● Short exercise: How many lines in the records below hold the string "Simulated"? Answer with the number alone.

Extracts from a graphics dataset:
----
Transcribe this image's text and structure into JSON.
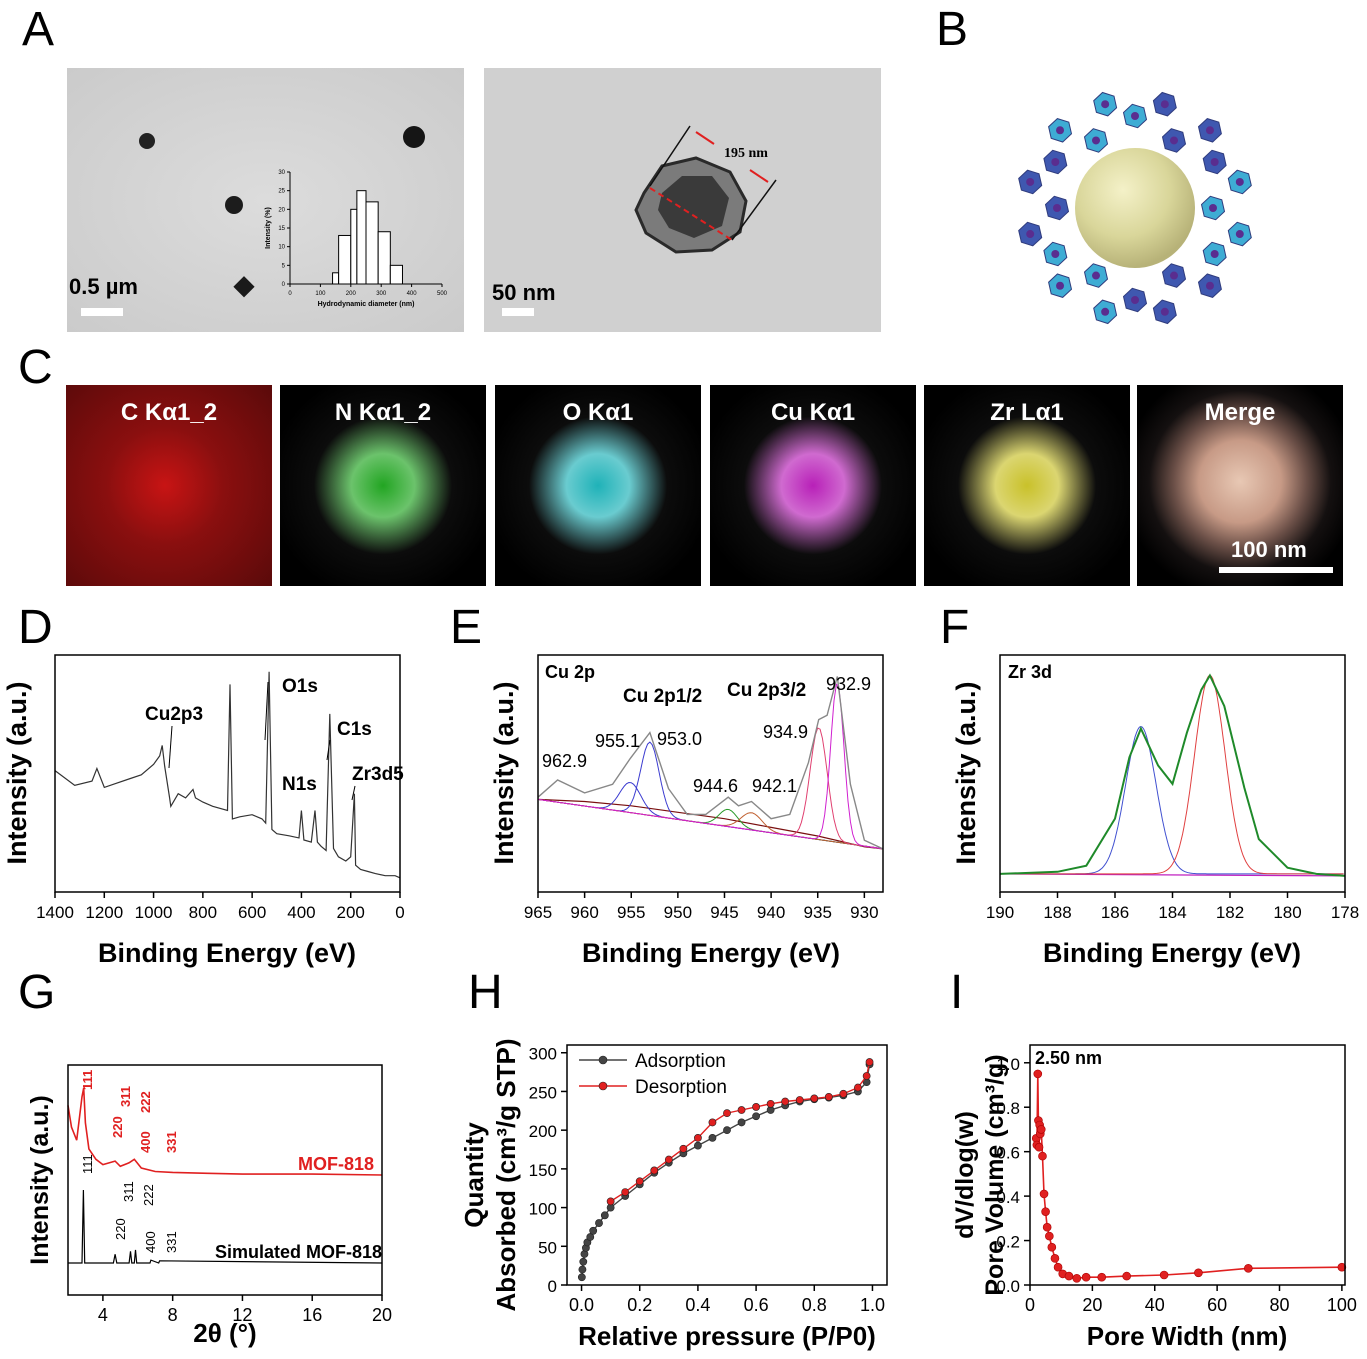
{
  "panels": {
    "A": "A",
    "B": "B",
    "C": "C",
    "D": "D",
    "E": "E",
    "F": "F",
    "G": "G",
    "H": "H",
    "I": "I"
  },
  "tem": {
    "left_scale": "0.5 µm",
    "right_scale": "50 nm",
    "measure": "195 nm"
  },
  "dls_inset": {
    "type": "bar",
    "x": [
      50,
      100,
      150,
      200,
      250,
      300,
      350,
      400,
      450,
      500
    ],
    "xticks": [
      "0",
      "100",
      "200",
      "300",
      "400",
      "500"
    ],
    "yticks": [
      "0",
      "5",
      "10",
      "15",
      "20",
      "25",
      "30"
    ],
    "bins": [
      [
        140,
        160,
        3
      ],
      [
        160,
        200,
        13
      ],
      [
        200,
        220,
        20
      ],
      [
        220,
        250,
        25
      ],
      [
        250,
        290,
        22
      ],
      [
        290,
        330,
        14
      ],
      [
        330,
        370,
        5
      ]
    ],
    "xlabel": "Hydrodynamic diameter (nm)",
    "ylabel": "Intensity (%)"
  },
  "eds": {
    "labels": [
      "C Kα1_2",
      "N Kα1_2",
      "O Kα1",
      "Cu Kα1",
      "Zr Lα1",
      "Merge"
    ],
    "colors": [
      "#c81414",
      "#22a522",
      "#1fb2b8",
      "#b820b8",
      "#c9c12a",
      "#d4a890"
    ],
    "scale": "100 nm"
  },
  "chart_data": [
    {
      "id": "D",
      "type": "line",
      "xlabel": "Binding Energy (eV)",
      "ylabel": "Intensity (a.u.)",
      "xlim": [
        1400,
        0
      ],
      "xticks": [
        "1400",
        "1200",
        "1000",
        "800",
        "600",
        "400",
        "200",
        "0"
      ],
      "annotations": [
        "Cu2p3",
        "O1s",
        "C1s",
        "N1s",
        "Zr3d5"
      ],
      "series": [
        {
          "x": [
            1400,
            1320,
            1250,
            1230,
            1200,
            1150,
            1100,
            1050,
            1000,
            975,
            965,
            955,
            935,
            930,
            900,
            870,
            840,
            830,
            800,
            760,
            700,
            690,
            680,
            650,
            600,
            560,
            545,
            531,
            520,
            500,
            450,
            410,
            400,
            390,
            360,
            345,
            335,
            320,
            300,
            285,
            270,
            250,
            220,
            200,
            185,
            180,
            160,
            130,
            100,
            60,
            20,
            0
          ],
          "y": [
            0.53,
            0.46,
            0.48,
            0.54,
            0.45,
            0.47,
            0.49,
            0.51,
            0.56,
            0.6,
            0.65,
            0.55,
            0.4,
            0.36,
            0.42,
            0.4,
            0.44,
            0.4,
            0.38,
            0.36,
            0.34,
            0.94,
            0.3,
            0.31,
            0.32,
            0.3,
            0.28,
            1.0,
            0.25,
            0.23,
            0.22,
            0.21,
            0.34,
            0.2,
            0.19,
            0.34,
            0.19,
            0.17,
            0.15,
            0.8,
            0.16,
            0.12,
            0.1,
            0.12,
            0.42,
            0.08,
            0.06,
            0.05,
            0.04,
            0.03,
            0.03,
            0.02
          ]
        }
      ]
    },
    {
      "id": "E",
      "type": "line",
      "title": "Cu 2p",
      "xlabel": "Binding Energy (eV)",
      "ylabel": "Intensity (a.u.)",
      "xlim": [
        965,
        928
      ],
      "xticks": [
        "965",
        "960",
        "955",
        "950",
        "945",
        "940",
        "935",
        "930"
      ],
      "annotations": [
        "962.9",
        "955.1",
        "953.0",
        "944.6",
        "942.1",
        "934.9",
        "932.9",
        "Cu 2p1/2",
        "Cu 2p3/2"
      ],
      "series": [
        {
          "x": [
            965,
            962.9,
            960,
            957,
            955.1,
            953,
            951,
            949,
            947,
            944.6,
            943.5,
            942.1,
            940,
            938,
            936,
            934.9,
            934,
            932.9,
            931.5,
            930,
            928
          ],
          "y": [
            0.44,
            0.52,
            0.46,
            0.5,
            0.62,
            0.74,
            0.48,
            0.36,
            0.36,
            0.44,
            0.4,
            0.42,
            0.34,
            0.36,
            0.6,
            0.8,
            0.82,
            1.0,
            0.5,
            0.24,
            0.2
          ]
        },
        {
          "x": [
            965,
            960,
            955,
            950,
            945,
            940,
            935,
            930,
            928
          ],
          "y": [
            0.43,
            0.42,
            0.4,
            0.37,
            0.34,
            0.3,
            0.26,
            0.21,
            0.2
          ]
        }
      ]
    },
    {
      "id": "F",
      "type": "line",
      "title": "Zr 3d",
      "xlabel": "Binding Energy (eV)",
      "ylabel": "Intensity (a.u.)",
      "xlim": [
        190,
        178
      ],
      "xticks": [
        "190",
        "188",
        "186",
        "184",
        "182",
        "180",
        "178"
      ],
      "series": [
        {
          "x": [
            190,
            188,
            187,
            186,
            185.5,
            185.1,
            184.5,
            184,
            183.5,
            183,
            182.7,
            182.2,
            181.5,
            181,
            180,
            179,
            178
          ],
          "y": [
            0.03,
            0.04,
            0.07,
            0.3,
            0.6,
            0.74,
            0.56,
            0.47,
            0.72,
            0.93,
            1.0,
            0.85,
            0.45,
            0.2,
            0.06,
            0.03,
            0.02
          ]
        },
        {
          "x": [
            190,
            178
          ],
          "y": [
            0.03,
            0.02
          ]
        }
      ]
    },
    {
      "id": "G",
      "type": "line",
      "xlabel": "2θ (°)",
      "ylabel": "Intensity (a.u.)",
      "xlim": [
        2,
        20
      ],
      "xticks": [
        "4",
        "8",
        "12",
        "16",
        "20"
      ],
      "legend": [
        "MOF-818",
        "Simulated MOF-818"
      ],
      "peak_labels": [
        "111",
        "220",
        "311",
        "222",
        "400",
        "331"
      ],
      "series": [
        {
          "name": "MOF-818",
          "x": [
            2.0,
            2.2,
            2.5,
            2.8,
            2.9,
            3.0,
            3.2,
            3.6,
            4.0,
            4.7,
            5.0,
            5.5,
            5.8,
            6.2,
            7.0,
            8,
            10,
            12,
            16,
            20
          ],
          "y": [
            0.8,
            0.55,
            0.4,
            0.9,
            1.0,
            0.6,
            0.3,
            0.18,
            0.12,
            0.16,
            0.1,
            0.14,
            0.18,
            0.08,
            0.04,
            0.03,
            0.02,
            0.01,
            0.01,
            0.0
          ]
        },
        {
          "name": "Simulated MOF-818",
          "x": [
            2.0,
            2.8,
            2.88,
            2.96,
            3.1,
            4.6,
            4.7,
            4.8,
            5.5,
            5.58,
            5.66,
            5.8,
            5.87,
            5.94,
            6.7,
            6.75,
            7.2,
            7.25,
            20
          ],
          "y": [
            0.0,
            0.0,
            1.0,
            0.0,
            0.0,
            0.0,
            0.12,
            0.0,
            0.0,
            0.16,
            0.0,
            0.0,
            0.18,
            0.0,
            0.0,
            0.04,
            0.0,
            0.03,
            0.0
          ]
        }
      ]
    },
    {
      "id": "H",
      "type": "line",
      "xlabel": "Relative pressure (P/P0)",
      "ylabel": "Quantity Absorbed (cm3/g STP)",
      "xlim": [
        -0.05,
        1.05
      ],
      "ylim": [
        0,
        310
      ],
      "xticks": [
        "0.0",
        "0.2",
        "0.4",
        "0.6",
        "0.8",
        "1.0"
      ],
      "yticks": [
        "0",
        "50",
        "100",
        "150",
        "200",
        "250",
        "300"
      ],
      "series": [
        {
          "name": "Adsorption",
          "color": "#444444",
          "x": [
            0.001,
            0.003,
            0.006,
            0.01,
            0.015,
            0.02,
            0.03,
            0.04,
            0.06,
            0.08,
            0.1,
            0.15,
            0.2,
            0.25,
            0.3,
            0.35,
            0.4,
            0.45,
            0.5,
            0.55,
            0.6,
            0.65,
            0.7,
            0.75,
            0.8,
            0.85,
            0.9,
            0.95,
            0.98,
            0.99
          ],
          "y": [
            10,
            20,
            30,
            40,
            48,
            55,
            62,
            70,
            80,
            90,
            100,
            115,
            130,
            145,
            158,
            170,
            180,
            190,
            200,
            210,
            218,
            226,
            232,
            237,
            240,
            242,
            245,
            250,
            262,
            285
          ]
        },
        {
          "name": "Desorption",
          "color": "#e02020",
          "x": [
            0.99,
            0.98,
            0.95,
            0.9,
            0.85,
            0.8,
            0.75,
            0.7,
            0.65,
            0.6,
            0.55,
            0.5,
            0.45,
            0.4,
            0.35,
            0.3,
            0.25,
            0.2,
            0.15,
            0.1
          ],
          "y": [
            288,
            270,
            255,
            247,
            243,
            241,
            239,
            237,
            234,
            230,
            226,
            222,
            210,
            190,
            176,
            162,
            148,
            134,
            120,
            108
          ]
        }
      ]
    },
    {
      "id": "I",
      "type": "line",
      "xlabel": "Pore Width (nm)",
      "ylabel": "dV/dlog(w) Pore Volume (cm3/g)",
      "xlim": [
        0,
        101
      ],
      "ylim": [
        0,
        1.08
      ],
      "xticks": [
        "0",
        "20",
        "40",
        "60",
        "80",
        "100"
      ],
      "yticks": [
        "0.0",
        "0.2",
        "0.4",
        "0.6",
        "0.8",
        "1.0"
      ],
      "annotation": "2.50 nm",
      "series": [
        {
          "color": "#e02020",
          "x": [
            2.0,
            2.2,
            2.5,
            2.7,
            2.9,
            3.1,
            3.3,
            3.6,
            4.0,
            4.5,
            5.0,
            5.5,
            6.2,
            7.0,
            8.0,
            9.0,
            10.5,
            12.5,
            15,
            18,
            23,
            31,
            43,
            54,
            70,
            100
          ],
          "y": [
            0.66,
            0.63,
            0.95,
            0.74,
            0.62,
            0.72,
            0.68,
            0.7,
            0.58,
            0.41,
            0.33,
            0.26,
            0.22,
            0.17,
            0.12,
            0.08,
            0.05,
            0.04,
            0.03,
            0.035,
            0.035,
            0.04,
            0.045,
            0.055,
            0.075,
            0.08
          ]
        }
      ]
    }
  ]
}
----
● Solution for this task: 2